Exercise — Below is a block of data; give all of it again word for word.
---*---
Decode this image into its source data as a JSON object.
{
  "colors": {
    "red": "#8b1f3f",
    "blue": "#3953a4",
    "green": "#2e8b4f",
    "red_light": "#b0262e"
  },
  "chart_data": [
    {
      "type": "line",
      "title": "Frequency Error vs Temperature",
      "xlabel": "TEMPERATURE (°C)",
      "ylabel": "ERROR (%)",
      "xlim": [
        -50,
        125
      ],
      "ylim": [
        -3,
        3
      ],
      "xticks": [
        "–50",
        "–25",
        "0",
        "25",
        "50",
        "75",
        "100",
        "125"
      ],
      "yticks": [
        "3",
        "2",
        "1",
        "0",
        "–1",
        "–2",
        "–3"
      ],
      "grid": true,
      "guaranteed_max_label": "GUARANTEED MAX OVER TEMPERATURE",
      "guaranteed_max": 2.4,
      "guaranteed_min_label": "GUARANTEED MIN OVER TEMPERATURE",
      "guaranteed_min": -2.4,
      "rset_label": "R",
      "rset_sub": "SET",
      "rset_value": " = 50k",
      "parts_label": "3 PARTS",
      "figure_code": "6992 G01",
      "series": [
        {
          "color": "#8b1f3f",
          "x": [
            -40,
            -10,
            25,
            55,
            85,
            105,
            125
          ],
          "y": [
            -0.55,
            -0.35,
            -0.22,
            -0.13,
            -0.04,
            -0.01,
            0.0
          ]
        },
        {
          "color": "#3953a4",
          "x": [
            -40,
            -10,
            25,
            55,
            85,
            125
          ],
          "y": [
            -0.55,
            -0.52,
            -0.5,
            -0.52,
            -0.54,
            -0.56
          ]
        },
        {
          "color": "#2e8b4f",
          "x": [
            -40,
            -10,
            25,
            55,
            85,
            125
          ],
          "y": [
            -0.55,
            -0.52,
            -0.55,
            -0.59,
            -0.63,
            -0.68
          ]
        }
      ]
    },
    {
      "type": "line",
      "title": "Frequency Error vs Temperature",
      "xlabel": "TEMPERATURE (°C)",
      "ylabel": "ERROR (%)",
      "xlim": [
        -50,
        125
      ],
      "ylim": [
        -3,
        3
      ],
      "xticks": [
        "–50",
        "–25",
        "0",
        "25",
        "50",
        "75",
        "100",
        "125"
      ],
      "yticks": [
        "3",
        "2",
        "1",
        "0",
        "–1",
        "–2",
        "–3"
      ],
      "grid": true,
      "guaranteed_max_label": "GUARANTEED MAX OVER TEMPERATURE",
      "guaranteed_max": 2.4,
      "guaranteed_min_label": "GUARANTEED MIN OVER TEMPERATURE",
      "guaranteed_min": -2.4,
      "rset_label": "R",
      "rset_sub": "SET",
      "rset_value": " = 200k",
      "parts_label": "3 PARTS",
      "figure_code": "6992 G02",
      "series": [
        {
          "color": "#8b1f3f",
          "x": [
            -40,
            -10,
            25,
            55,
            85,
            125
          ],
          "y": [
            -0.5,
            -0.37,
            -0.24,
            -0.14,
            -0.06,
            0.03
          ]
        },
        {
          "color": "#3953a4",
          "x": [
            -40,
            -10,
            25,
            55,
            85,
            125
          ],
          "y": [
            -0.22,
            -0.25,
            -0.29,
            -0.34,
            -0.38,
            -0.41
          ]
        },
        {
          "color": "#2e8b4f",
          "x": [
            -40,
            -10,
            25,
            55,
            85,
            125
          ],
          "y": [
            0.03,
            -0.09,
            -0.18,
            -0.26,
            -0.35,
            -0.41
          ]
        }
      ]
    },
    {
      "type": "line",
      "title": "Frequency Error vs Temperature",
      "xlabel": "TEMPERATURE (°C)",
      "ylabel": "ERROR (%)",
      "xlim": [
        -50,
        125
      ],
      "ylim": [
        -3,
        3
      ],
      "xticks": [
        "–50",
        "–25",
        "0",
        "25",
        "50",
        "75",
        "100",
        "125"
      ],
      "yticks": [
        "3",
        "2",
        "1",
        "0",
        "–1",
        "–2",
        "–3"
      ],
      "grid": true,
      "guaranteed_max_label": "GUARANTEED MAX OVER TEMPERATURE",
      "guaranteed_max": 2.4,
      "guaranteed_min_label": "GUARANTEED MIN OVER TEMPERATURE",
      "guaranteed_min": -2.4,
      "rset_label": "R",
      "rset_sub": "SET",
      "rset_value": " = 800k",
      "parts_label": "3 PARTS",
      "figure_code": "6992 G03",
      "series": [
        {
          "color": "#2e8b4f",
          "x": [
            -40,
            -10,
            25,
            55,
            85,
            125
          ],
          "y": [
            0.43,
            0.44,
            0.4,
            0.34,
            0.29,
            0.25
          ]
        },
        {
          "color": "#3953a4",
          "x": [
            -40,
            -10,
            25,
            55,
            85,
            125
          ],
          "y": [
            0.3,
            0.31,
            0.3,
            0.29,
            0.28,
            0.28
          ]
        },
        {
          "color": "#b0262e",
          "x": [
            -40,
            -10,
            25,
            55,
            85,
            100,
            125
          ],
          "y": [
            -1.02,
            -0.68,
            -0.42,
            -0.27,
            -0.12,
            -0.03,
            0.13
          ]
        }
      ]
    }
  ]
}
---*---
Task response —
Decode this image into its source data as a JSON object.
{
  "colors": {
    "red": "#8b1f3f",
    "blue": "#3953a4",
    "green": "#2e8b4f",
    "red_light": "#b0262e"
  },
  "chart_data": [
    {
      "type": "line",
      "title": "Frequency Error vs Temperature",
      "xlabel": "TEMPERATURE (°C)",
      "ylabel": "ERROR (%)",
      "xlim": [
        -50,
        125
      ],
      "ylim": [
        -3,
        3
      ],
      "xticks": [
        "–50",
        "–25",
        "0",
        "25",
        "50",
        "75",
        "100",
        "125"
      ],
      "yticks": [
        "3",
        "2",
        "1",
        "0",
        "–1",
        "–2",
        "–3"
      ],
      "grid": true,
      "guaranteed_max_label": "GUARANTEED MAX OVER TEMPERATURE",
      "guaranteed_max": 2.4,
      "guaranteed_min_label": "GUARANTEED MIN OVER TEMPERATURE",
      "guaranteed_min": -2.4,
      "rset_label": "R",
      "rset_sub": "SET",
      "rset_value": " = 50k",
      "parts_label": "3 PARTS",
      "figure_code": "6992 G01",
      "series": [
        {
          "color": "#8b1f3f",
          "x": [
            -40,
            -10,
            25,
            55,
            85,
            105,
            125
          ],
          "y": [
            -0.55,
            -0.35,
            -0.22,
            -0.13,
            -0.04,
            -0.01,
            0.0
          ]
        },
        {
          "color": "#3953a4",
          "x": [
            -40,
            -10,
            25,
            55,
            85,
            125
          ],
          "y": [
            -0.55,
            -0.52,
            -0.5,
            -0.52,
            -0.54,
            -0.56
          ]
        },
        {
          "color": "#2e8b4f",
          "x": [
            -40,
            -10,
            25,
            55,
            85,
            125
          ],
          "y": [
            -0.55,
            -0.52,
            -0.55,
            -0.59,
            -0.63,
            -0.68
          ]
        }
      ]
    },
    {
      "type": "line",
      "title": "Frequency Error vs Temperature",
      "xlabel": "TEMPERATURE (°C)",
      "ylabel": "ERROR (%)",
      "xlim": [
        -50,
        125
      ],
      "ylim": [
        -3,
        3
      ],
      "xticks": [
        "–50",
        "–25",
        "0",
        "25",
        "50",
        "75",
        "100",
        "125"
      ],
      "yticks": [
        "3",
        "2",
        "1",
        "0",
        "–1",
        "–2",
        "–3"
      ],
      "grid": true,
      "guaranteed_max_label": "GUARANTEED MAX OVER TEMPERATURE",
      "guaranteed_max": 2.4,
      "guaranteed_min_label": "GUARANTEED MIN OVER TEMPERATURE",
      "guaranteed_min": -2.4,
      "rset_label": "R",
      "rset_sub": "SET",
      "rset_value": " = 200k",
      "parts_label": "3 PARTS",
      "figure_code": "6992 G02",
      "series": [
        {
          "color": "#8b1f3f",
          "x": [
            -40,
            -10,
            25,
            55,
            85,
            125
          ],
          "y": [
            -0.5,
            -0.37,
            -0.24,
            -0.14,
            -0.06,
            0.03
          ]
        },
        {
          "color": "#3953a4",
          "x": [
            -40,
            -10,
            25,
            55,
            85,
            125
          ],
          "y": [
            -0.22,
            -0.25,
            -0.29,
            -0.34,
            -0.38,
            -0.41
          ]
        },
        {
          "color": "#2e8b4f",
          "x": [
            -40,
            -10,
            25,
            55,
            85,
            125
          ],
          "y": [
            0.03,
            -0.09,
            -0.18,
            -0.26,
            -0.35,
            -0.41
          ]
        }
      ]
    },
    {
      "type": "line",
      "title": "Frequency Error vs Temperature",
      "xlabel": "TEMPERATURE (°C)",
      "ylabel": "ERROR (%)",
      "xlim": [
        -50,
        125
      ],
      "ylim": [
        -3,
        3
      ],
      "xticks": [
        "–50",
        "–25",
        "0",
        "25",
        "50",
        "75",
        "100",
        "125"
      ],
      "yticks": [
        "3",
        "2",
        "1",
        "0",
        "–1",
        "–2",
        "–3"
      ],
      "grid": true,
      "guaranteed_max_label": "GUARANTEED MAX OVER TEMPERATURE",
      "guaranteed_max": 2.4,
      "guaranteed_min_label": "GUARANTEED MIN OVER TEMPERATURE",
      "guaranteed_min": -2.4,
      "rset_label": "R",
      "rset_sub": "SET",
      "rset_value": " = 800k",
      "parts_label": "3 PARTS",
      "figure_code": "6992 G03",
      "series": [
        {
          "color": "#2e8b4f",
          "x": [
            -40,
            -10,
            25,
            55,
            85,
            125
          ],
          "y": [
            0.43,
            0.44,
            0.4,
            0.34,
            0.29,
            0.25
          ]
        },
        {
          "color": "#3953a4",
          "x": [
            -40,
            -10,
            25,
            55,
            85,
            125
          ],
          "y": [
            0.3,
            0.31,
            0.3,
            0.29,
            0.28,
            0.28
          ]
        },
        {
          "color": "#b0262e",
          "x": [
            -40,
            -10,
            25,
            55,
            85,
            100,
            125
          ],
          "y": [
            -1.02,
            -0.68,
            -0.42,
            -0.27,
            -0.12,
            -0.03,
            0.13
          ]
        }
      ]
    }
  ]
}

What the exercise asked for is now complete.